'''

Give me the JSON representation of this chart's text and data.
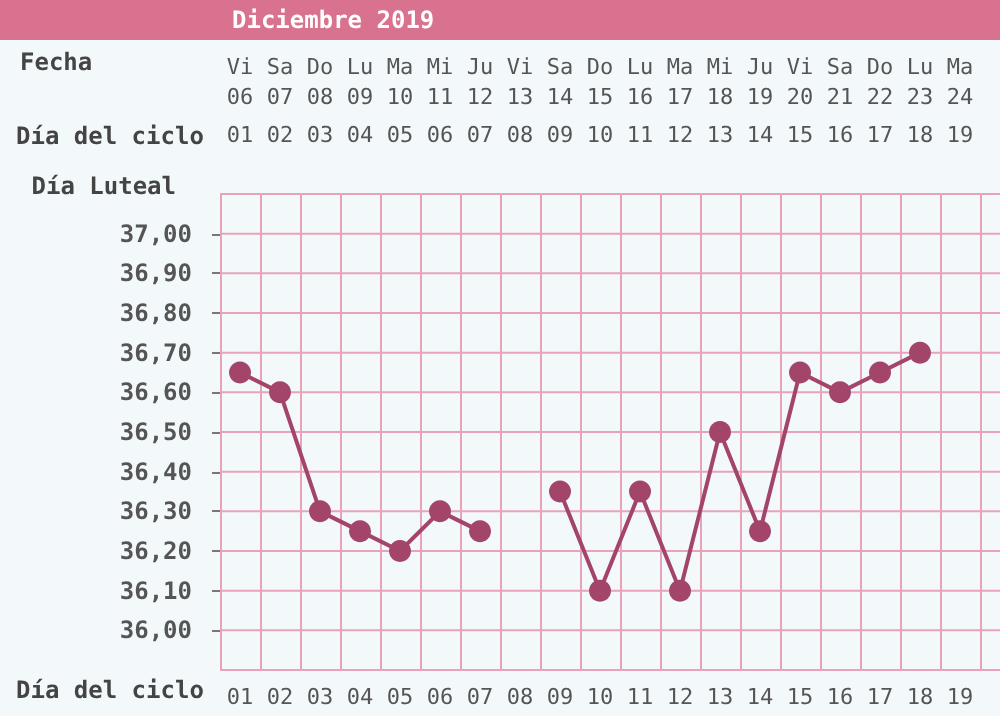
{
  "chart_data": {
    "type": "line",
    "title": "Diciembre 2019",
    "xlabel": "Día del ciclo",
    "ylabel": "Día Luteal",
    "categories": [
      "01",
      "02",
      "03",
      "04",
      "05",
      "06",
      "07",
      "08",
      "09",
      "10",
      "11",
      "12",
      "13",
      "14",
      "15",
      "16",
      "17",
      "18",
      "19"
    ],
    "values": [
      36.65,
      36.6,
      36.3,
      36.25,
      36.2,
      36.3,
      36.25,
      null,
      36.35,
      36.1,
      36.35,
      36.1,
      36.5,
      36.25,
      36.65,
      36.6,
      36.65,
      36.7,
      null
    ],
    "color": "#a3456b",
    "marker": "circle",
    "grid": true,
    "ylim": [
      35.9,
      37.1
    ],
    "yticks": [
      {
        "value": 36,
        "label": "36,00"
      },
      {
        "value": 36.1,
        "label": "36,10"
      },
      {
        "value": 36.2,
        "label": "36,20"
      },
      {
        "value": 36.3,
        "label": "36,30"
      },
      {
        "value": 36.4,
        "label": "36,40"
      },
      {
        "value": 36.5,
        "label": "36,50"
      },
      {
        "value": 36.6,
        "label": "36,60"
      },
      {
        "value": 36.7,
        "label": "36,70"
      },
      {
        "value": 36.8,
        "label": "36,80"
      },
      {
        "value": 36.9,
        "label": "36,90"
      },
      {
        "value": 37,
        "label": "37,00"
      }
    ],
    "annotations": [
      "Fecha",
      "Vi\n06",
      "Sa\n07",
      "Do\n08",
      "Lu\n09",
      "Ma\n10",
      "Mi\n11",
      "Ju\n12",
      "Vi\n13",
      "Sa\n14",
      "Do\n15",
      "Lu\n16",
      "Ma\n17",
      "Mi\n18",
      "Ju\n19",
      "Vi\n20",
      "Sa\n21",
      "Do\n22",
      "Lu\n23",
      "Ma\n24"
    ]
  }
}
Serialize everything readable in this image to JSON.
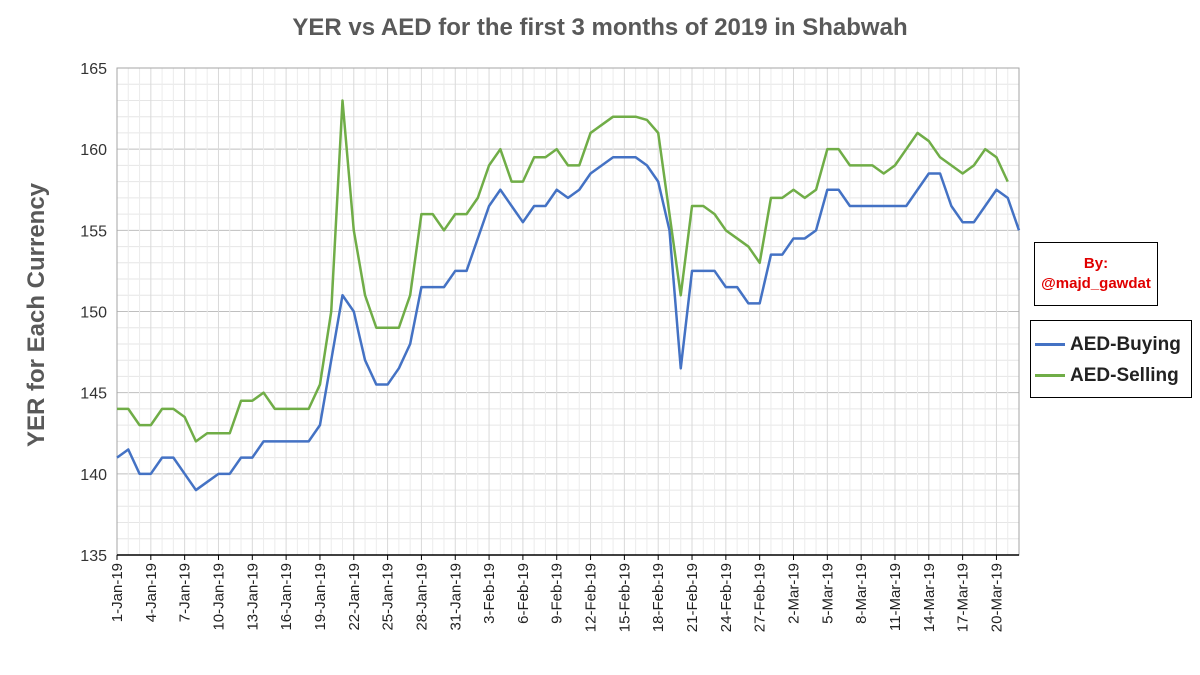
{
  "chart_data": {
    "type": "line",
    "title": "YER vs AED for the first 3 months of 2019 in Shabwah",
    "ylabel": "YER for Each Currency",
    "xlabel": "",
    "ylim": [
      135,
      165
    ],
    "yticks": [
      135,
      140,
      145,
      150,
      155,
      160,
      165
    ],
    "grid": true,
    "legend_position": "right",
    "x_tick_labels": [
      "1-Jan-19",
      "4-Jan-19",
      "7-Jan-19",
      "10-Jan-19",
      "13-Jan-19",
      "16-Jan-19",
      "19-Jan-19",
      "22-Jan-19",
      "25-Jan-19",
      "28-Jan-19",
      "31-Jan-19",
      "3-Feb-19",
      "6-Feb-19",
      "9-Feb-19",
      "12-Feb-19",
      "15-Feb-19",
      "18-Feb-19",
      "21-Feb-19",
      "24-Feb-19",
      "27-Feb-19",
      "2-Mar-19",
      "5-Mar-19",
      "8-Mar-19",
      "11-Mar-19",
      "14-Mar-19",
      "17-Mar-19",
      "20-Mar-19"
    ],
    "series": [
      {
        "name": "AED-Buying",
        "color": "#4472C4",
        "values": [
          141,
          141.5,
          140,
          140,
          141,
          141,
          140,
          139,
          139.5,
          140,
          140,
          141,
          141,
          142,
          142,
          142,
          142,
          142,
          143,
          147,
          151,
          150,
          147,
          145.5,
          145.5,
          146.5,
          148,
          151.5,
          151.5,
          151.5,
          152.5,
          152.5,
          154.5,
          156.5,
          157.5,
          156.5,
          155.5,
          156.5,
          156.5,
          157.5,
          157,
          157.5,
          158.5,
          159,
          159.5,
          159.5,
          159.5,
          159,
          158,
          155,
          146.5,
          152.5,
          152.5,
          152.5,
          151.5,
          151.5,
          150.5,
          150.5,
          153.5,
          153.5,
          154.5,
          154.5,
          155,
          157.5,
          157.5,
          156.5,
          156.5,
          156.5,
          156.5,
          156.5,
          156.5,
          157.5,
          158.5,
          158.5,
          156.5,
          155.5,
          155.5,
          156.5,
          157.5,
          157,
          155
        ]
      },
      {
        "name": "AED-Selling",
        "color": "#70AD47",
        "values": [
          144,
          144,
          143,
          143,
          144,
          144,
          143.5,
          142,
          142.5,
          142.5,
          142.5,
          144.5,
          144.5,
          145,
          144,
          144,
          144,
          144,
          145.5,
          150,
          163,
          155,
          151,
          149,
          149,
          149,
          151,
          156,
          156,
          155,
          156,
          156,
          157,
          159,
          160,
          158,
          158,
          159.5,
          159.5,
          160,
          159,
          159,
          161,
          161.5,
          162,
          162,
          162,
          161.8,
          161,
          156,
          151,
          156.5,
          156.5,
          156,
          155,
          154.5,
          154,
          153,
          157,
          157,
          157.5,
          157,
          157.5,
          160,
          160,
          159,
          159,
          159,
          158.5,
          159,
          160,
          161,
          160.5,
          159.5,
          159,
          158.5,
          159,
          160,
          159.5,
          158
        ]
      }
    ]
  },
  "credit": {
    "line1": "By:",
    "line2": "@majd_gawdat"
  }
}
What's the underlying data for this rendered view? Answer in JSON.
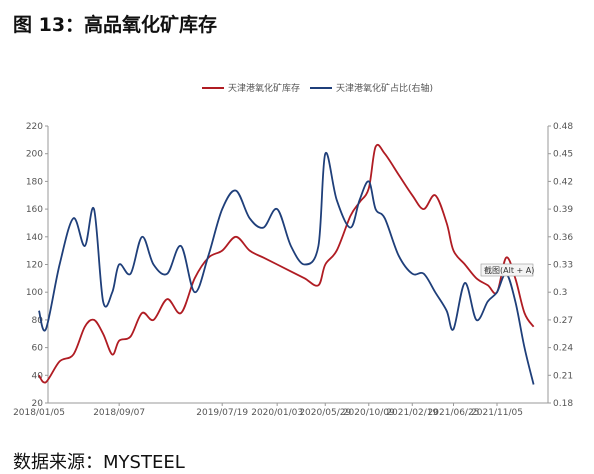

'''

**Exercise prompt**
In the entries above, count every line containing the word "title". Write only the total.

**Task answer**
2